Assignment =
Go through the lines below and copy any that hold the string "federativa".

Data entries for graphics =
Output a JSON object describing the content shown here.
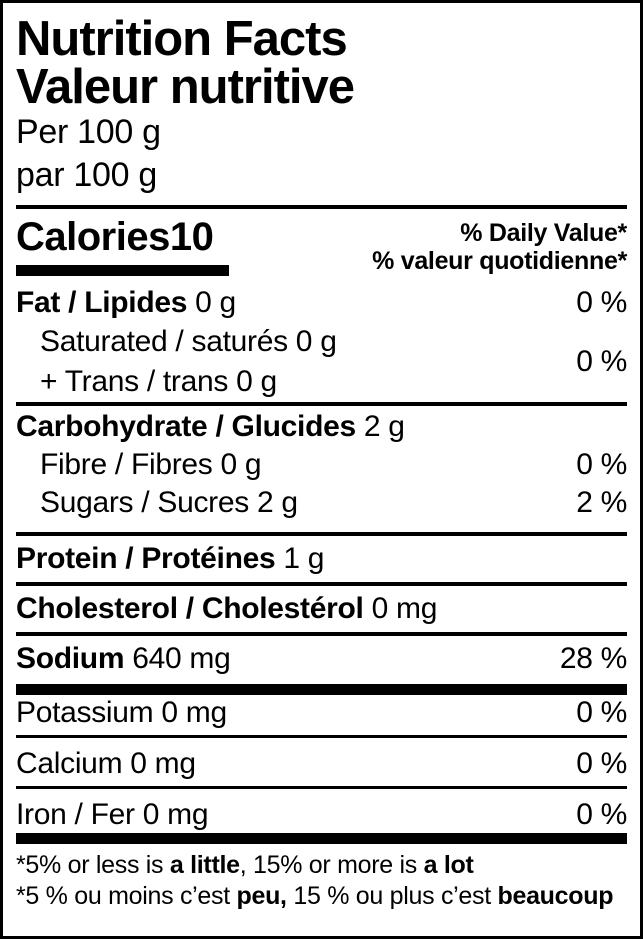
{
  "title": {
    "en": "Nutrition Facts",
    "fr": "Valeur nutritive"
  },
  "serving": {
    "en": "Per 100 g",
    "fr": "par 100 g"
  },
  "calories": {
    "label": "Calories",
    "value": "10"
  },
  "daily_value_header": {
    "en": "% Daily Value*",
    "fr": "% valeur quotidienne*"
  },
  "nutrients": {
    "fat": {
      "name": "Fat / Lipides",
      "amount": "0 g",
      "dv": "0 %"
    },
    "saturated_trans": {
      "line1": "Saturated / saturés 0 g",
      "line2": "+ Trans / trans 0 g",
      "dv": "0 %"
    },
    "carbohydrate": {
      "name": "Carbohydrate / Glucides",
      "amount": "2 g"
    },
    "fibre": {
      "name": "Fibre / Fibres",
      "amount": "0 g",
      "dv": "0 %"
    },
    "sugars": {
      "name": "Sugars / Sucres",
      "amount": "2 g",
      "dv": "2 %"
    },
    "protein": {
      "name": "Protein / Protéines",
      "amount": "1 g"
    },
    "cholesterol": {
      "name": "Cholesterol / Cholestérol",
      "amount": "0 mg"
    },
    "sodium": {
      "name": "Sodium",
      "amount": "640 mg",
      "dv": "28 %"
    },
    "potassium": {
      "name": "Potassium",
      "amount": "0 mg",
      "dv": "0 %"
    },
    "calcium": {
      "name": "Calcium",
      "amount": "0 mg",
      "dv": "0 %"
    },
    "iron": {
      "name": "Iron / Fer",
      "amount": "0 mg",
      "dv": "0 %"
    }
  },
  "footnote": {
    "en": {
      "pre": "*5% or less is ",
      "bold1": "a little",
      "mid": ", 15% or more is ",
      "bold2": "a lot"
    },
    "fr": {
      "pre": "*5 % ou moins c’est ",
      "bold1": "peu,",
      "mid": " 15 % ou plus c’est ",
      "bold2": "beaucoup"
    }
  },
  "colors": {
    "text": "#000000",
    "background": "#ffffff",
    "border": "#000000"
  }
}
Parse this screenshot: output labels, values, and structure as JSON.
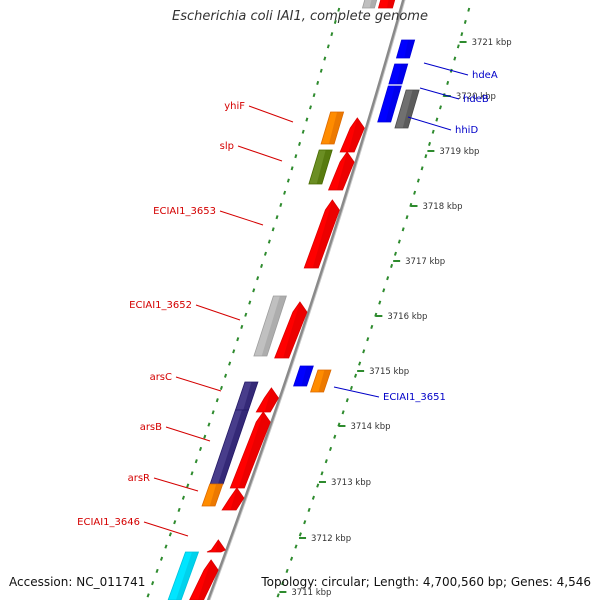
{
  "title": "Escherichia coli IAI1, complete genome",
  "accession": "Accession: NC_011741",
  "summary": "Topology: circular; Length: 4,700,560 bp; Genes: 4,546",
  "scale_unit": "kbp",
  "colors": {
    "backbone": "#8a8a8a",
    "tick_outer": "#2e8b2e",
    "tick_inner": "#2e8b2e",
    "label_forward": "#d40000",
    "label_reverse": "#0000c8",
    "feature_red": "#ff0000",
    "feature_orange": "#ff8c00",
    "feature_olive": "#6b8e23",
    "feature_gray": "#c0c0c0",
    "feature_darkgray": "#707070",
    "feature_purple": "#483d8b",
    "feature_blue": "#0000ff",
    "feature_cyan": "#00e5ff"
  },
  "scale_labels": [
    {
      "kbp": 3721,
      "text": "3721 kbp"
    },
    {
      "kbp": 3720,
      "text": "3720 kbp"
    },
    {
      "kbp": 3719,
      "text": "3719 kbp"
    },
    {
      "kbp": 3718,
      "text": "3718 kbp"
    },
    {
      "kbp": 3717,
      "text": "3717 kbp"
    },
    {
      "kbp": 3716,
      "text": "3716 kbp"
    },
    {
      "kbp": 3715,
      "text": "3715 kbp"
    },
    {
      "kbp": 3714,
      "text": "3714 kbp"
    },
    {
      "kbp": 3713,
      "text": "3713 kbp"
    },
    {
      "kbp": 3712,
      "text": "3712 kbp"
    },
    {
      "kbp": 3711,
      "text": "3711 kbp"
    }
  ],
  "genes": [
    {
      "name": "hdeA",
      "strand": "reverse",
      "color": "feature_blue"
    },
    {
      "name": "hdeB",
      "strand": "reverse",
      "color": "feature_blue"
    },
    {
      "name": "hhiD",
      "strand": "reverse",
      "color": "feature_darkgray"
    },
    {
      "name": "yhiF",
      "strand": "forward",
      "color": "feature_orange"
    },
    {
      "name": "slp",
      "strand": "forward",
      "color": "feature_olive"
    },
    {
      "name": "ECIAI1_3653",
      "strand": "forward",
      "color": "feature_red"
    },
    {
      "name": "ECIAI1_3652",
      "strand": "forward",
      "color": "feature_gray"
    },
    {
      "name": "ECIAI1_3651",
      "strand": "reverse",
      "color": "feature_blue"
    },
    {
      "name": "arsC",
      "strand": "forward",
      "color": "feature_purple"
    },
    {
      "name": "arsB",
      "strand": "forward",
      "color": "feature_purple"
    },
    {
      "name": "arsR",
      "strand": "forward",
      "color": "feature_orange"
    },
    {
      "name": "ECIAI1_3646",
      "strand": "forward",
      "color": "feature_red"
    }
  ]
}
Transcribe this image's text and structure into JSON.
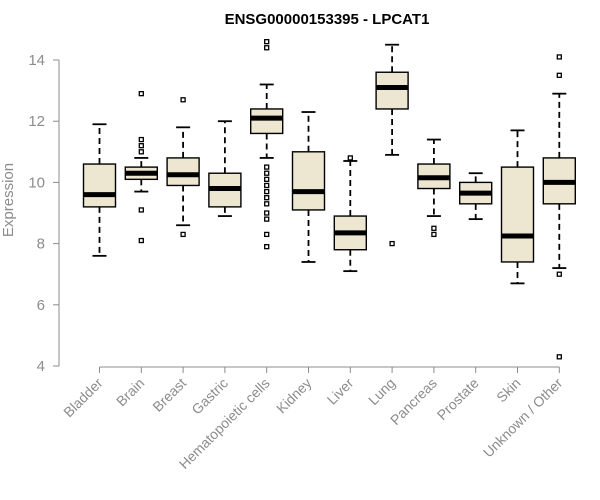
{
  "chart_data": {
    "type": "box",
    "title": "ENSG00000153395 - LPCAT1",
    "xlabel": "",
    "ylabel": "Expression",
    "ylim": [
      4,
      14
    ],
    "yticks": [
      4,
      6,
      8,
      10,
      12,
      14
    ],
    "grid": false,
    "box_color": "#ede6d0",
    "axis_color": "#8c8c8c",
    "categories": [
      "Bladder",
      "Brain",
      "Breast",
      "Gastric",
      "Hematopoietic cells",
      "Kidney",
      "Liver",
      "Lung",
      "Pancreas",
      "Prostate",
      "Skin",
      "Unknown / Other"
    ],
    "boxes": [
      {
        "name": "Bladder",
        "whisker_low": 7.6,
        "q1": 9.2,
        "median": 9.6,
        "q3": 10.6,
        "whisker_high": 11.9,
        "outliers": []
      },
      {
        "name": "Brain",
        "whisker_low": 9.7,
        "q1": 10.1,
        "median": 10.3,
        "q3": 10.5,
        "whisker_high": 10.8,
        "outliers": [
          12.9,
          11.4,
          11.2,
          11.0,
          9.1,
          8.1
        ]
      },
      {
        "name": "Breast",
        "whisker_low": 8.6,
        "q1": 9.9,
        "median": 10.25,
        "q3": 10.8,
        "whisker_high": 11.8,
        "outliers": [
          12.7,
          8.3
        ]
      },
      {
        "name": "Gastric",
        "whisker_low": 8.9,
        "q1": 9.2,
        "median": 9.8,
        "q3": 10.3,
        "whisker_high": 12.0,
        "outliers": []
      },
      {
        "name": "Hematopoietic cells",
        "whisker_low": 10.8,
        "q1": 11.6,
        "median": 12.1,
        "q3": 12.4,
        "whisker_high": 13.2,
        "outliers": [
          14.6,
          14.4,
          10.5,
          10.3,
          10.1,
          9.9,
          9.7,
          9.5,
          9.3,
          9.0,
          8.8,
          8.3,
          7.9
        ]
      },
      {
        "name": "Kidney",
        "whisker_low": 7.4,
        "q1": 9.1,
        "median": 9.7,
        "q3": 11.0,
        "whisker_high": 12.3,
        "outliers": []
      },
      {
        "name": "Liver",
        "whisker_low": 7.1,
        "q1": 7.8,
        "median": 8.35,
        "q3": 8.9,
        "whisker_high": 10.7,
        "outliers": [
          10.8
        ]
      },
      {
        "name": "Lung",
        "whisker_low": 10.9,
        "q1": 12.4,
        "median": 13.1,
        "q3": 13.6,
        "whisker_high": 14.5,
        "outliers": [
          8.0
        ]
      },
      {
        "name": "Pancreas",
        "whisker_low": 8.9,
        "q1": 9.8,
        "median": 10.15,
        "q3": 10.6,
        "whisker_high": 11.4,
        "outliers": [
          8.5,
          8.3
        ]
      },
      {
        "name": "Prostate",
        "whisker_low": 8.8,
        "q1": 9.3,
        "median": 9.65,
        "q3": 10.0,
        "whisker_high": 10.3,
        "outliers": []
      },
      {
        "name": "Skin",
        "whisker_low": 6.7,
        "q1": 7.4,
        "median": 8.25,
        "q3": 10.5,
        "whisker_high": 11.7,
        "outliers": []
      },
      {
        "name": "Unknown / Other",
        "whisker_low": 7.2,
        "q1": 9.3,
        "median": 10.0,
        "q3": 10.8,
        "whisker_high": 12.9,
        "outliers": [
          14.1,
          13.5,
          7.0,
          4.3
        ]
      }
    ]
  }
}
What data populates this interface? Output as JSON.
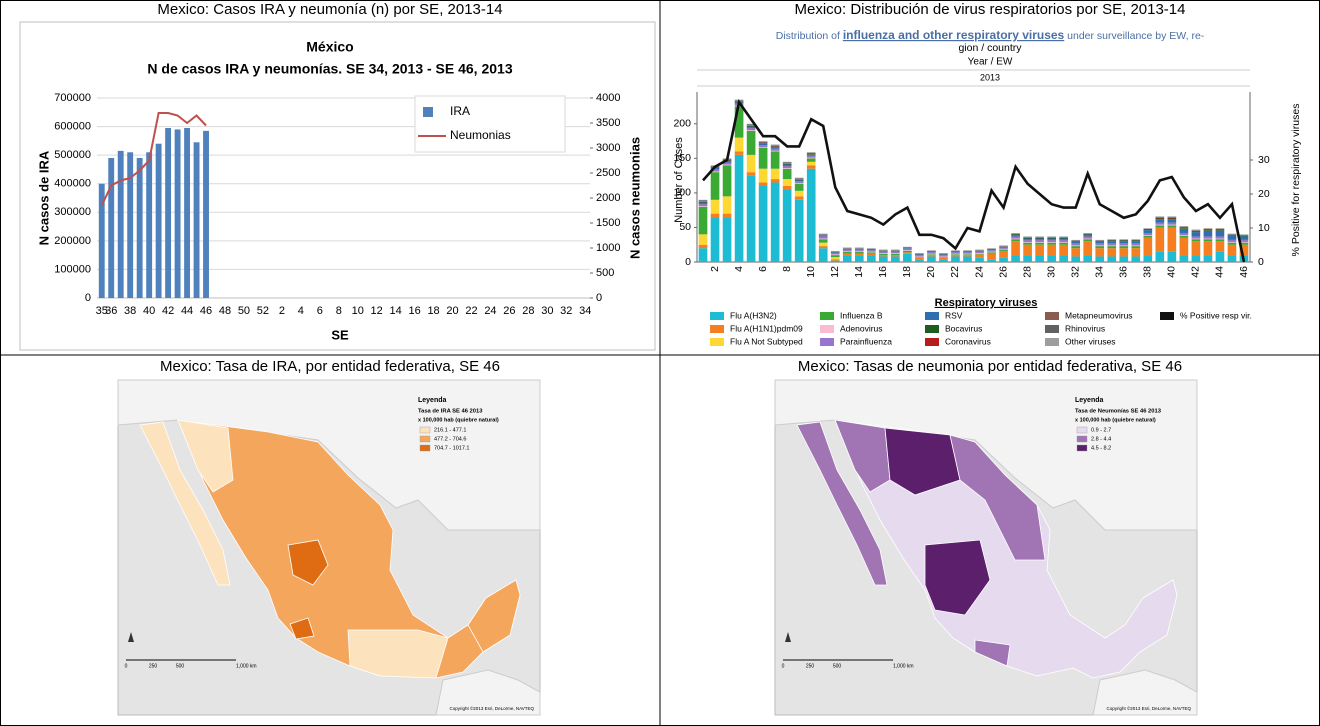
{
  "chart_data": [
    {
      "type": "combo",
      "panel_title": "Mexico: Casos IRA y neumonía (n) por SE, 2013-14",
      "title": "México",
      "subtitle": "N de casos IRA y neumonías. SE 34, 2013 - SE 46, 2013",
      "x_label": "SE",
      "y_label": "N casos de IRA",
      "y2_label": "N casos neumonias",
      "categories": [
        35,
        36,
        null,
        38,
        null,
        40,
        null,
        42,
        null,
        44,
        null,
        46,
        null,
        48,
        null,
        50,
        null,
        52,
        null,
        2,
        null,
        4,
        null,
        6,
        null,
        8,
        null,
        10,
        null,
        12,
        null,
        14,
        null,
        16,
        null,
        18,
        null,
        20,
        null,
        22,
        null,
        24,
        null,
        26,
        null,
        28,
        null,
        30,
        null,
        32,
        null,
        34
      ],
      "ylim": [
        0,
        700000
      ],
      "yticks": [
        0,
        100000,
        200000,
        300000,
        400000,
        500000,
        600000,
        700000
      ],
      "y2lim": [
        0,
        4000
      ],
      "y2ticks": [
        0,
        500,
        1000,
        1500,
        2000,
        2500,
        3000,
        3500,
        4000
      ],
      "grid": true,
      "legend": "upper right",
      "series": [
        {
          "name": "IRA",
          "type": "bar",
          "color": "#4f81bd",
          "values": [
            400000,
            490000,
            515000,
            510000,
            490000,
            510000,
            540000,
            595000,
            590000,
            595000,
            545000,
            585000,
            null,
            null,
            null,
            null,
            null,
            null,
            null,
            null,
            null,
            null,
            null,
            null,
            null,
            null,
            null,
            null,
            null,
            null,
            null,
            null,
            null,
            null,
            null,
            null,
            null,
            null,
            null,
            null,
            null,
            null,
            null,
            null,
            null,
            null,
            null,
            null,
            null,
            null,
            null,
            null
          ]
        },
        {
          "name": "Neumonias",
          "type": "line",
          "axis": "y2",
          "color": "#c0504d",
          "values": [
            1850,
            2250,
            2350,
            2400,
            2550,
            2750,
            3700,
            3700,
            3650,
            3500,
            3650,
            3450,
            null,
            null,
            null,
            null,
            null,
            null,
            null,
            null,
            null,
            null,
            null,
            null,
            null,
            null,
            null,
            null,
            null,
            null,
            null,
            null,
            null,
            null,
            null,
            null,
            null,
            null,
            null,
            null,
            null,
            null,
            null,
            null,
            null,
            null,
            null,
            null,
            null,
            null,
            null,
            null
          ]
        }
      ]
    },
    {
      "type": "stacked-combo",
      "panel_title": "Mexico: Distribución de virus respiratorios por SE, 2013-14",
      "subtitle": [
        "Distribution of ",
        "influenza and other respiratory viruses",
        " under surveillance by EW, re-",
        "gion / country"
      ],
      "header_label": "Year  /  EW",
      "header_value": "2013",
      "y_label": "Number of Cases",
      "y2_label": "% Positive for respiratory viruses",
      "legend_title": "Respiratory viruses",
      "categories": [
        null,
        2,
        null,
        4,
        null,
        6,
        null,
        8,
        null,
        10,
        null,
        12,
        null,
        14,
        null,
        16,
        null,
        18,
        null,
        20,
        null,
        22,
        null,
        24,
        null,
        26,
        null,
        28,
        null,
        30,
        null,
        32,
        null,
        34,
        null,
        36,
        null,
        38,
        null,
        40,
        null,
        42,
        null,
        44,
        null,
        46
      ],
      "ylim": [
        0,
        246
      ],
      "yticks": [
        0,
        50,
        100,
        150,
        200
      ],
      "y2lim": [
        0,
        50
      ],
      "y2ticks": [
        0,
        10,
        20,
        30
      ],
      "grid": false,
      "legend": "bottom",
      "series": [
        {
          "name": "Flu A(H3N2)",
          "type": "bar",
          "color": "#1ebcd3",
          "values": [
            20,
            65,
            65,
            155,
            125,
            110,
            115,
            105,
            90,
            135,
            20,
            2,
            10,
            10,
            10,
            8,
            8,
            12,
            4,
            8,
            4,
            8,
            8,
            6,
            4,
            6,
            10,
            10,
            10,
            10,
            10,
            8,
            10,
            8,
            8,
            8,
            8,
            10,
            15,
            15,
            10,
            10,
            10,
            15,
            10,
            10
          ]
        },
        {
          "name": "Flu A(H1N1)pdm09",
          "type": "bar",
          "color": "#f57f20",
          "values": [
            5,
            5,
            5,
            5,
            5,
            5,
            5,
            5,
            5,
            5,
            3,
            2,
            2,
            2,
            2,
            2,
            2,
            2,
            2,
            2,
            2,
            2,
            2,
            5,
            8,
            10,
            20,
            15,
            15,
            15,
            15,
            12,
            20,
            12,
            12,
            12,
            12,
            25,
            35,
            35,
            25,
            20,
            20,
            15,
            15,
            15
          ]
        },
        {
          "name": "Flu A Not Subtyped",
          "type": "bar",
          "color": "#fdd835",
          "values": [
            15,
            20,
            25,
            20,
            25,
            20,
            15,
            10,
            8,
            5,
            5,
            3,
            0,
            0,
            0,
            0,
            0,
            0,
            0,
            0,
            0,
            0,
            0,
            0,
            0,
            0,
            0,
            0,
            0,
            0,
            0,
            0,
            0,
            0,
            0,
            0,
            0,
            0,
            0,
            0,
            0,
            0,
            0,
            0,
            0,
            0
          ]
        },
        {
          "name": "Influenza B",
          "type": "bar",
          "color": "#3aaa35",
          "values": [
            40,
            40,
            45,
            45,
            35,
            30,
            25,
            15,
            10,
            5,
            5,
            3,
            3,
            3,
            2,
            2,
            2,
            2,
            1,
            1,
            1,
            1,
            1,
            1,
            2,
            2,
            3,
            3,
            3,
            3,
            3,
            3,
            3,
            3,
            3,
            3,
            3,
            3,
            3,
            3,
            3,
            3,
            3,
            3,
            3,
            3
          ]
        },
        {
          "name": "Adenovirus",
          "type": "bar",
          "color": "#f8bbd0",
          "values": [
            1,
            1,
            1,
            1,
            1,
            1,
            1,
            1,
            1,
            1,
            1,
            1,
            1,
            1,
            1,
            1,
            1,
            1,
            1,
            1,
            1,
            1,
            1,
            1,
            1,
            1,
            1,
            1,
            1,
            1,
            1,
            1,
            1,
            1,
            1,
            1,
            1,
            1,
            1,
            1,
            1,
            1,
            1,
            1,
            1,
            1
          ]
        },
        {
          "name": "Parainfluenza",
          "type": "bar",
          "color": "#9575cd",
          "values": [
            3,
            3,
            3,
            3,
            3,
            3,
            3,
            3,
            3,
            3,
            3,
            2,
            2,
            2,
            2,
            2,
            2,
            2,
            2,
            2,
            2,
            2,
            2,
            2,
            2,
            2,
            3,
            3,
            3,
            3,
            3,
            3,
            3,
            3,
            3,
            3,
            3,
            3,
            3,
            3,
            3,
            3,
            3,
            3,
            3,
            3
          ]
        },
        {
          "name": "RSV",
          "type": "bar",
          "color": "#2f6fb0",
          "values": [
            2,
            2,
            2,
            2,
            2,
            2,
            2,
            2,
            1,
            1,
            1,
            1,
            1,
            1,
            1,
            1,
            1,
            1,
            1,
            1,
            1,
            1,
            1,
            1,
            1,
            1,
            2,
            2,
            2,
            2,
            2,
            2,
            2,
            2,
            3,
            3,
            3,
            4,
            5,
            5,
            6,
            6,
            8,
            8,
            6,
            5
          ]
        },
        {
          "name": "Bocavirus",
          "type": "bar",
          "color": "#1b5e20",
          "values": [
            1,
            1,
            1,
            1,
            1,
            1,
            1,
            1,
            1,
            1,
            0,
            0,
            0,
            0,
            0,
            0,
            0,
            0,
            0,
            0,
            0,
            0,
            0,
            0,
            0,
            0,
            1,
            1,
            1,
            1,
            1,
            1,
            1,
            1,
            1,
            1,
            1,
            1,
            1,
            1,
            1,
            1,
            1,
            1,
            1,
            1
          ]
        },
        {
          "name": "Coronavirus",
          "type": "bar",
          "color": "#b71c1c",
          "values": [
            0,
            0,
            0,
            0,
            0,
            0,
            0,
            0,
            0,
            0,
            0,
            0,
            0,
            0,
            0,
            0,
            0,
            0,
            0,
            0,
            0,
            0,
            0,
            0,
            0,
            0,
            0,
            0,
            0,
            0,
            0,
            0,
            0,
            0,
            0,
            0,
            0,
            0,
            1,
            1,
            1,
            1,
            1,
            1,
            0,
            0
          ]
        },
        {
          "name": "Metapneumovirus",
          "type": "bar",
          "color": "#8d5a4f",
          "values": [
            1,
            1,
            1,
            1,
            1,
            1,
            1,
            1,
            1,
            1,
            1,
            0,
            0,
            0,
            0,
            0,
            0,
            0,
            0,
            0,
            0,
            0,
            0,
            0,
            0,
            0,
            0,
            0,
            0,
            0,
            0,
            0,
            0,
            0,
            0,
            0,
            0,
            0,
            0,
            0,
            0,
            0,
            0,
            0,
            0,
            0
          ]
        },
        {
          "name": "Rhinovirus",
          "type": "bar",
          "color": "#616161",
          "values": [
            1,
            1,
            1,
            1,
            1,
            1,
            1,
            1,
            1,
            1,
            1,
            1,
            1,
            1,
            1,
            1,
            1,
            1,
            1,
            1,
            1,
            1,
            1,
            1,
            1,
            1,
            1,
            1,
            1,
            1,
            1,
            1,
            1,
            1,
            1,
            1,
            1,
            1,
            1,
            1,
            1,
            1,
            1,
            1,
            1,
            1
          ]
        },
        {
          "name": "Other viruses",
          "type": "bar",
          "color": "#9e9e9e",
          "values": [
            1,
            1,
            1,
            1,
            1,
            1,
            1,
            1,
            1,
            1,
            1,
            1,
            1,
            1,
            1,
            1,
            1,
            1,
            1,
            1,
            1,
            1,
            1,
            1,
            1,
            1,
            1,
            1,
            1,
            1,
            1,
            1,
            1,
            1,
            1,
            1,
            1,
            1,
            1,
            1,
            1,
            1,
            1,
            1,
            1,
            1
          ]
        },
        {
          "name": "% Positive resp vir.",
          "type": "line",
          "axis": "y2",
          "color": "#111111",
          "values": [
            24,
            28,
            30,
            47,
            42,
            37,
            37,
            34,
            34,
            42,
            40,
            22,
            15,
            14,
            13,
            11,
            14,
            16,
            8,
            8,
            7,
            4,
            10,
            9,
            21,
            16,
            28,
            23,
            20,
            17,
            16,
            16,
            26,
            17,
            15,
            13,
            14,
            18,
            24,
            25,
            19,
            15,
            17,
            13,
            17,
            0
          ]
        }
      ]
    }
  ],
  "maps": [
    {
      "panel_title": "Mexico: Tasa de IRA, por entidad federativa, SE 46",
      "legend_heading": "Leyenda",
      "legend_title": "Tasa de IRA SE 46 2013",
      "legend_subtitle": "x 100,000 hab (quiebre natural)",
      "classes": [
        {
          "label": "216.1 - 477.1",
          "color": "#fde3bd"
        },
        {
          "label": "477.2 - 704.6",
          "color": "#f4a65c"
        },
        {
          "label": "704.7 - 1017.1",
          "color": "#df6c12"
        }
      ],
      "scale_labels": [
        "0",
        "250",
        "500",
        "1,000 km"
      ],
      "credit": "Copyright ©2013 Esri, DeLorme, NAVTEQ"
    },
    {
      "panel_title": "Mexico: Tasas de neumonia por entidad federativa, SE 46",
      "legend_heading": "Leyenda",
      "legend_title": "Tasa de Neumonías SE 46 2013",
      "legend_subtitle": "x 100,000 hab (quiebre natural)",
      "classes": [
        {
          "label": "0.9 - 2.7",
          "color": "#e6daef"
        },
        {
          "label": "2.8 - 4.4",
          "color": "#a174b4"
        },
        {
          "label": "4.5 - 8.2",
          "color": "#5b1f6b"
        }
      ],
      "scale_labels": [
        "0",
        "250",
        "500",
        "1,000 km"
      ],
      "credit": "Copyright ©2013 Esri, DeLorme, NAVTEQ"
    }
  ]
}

Exercise output =
      "panel_title": "Mexico: Tasa de IRA, por entidad federativa, SE 46",
      "panel_title": "Mexico: Tasas de neumonia por entidad federativa, SE 46",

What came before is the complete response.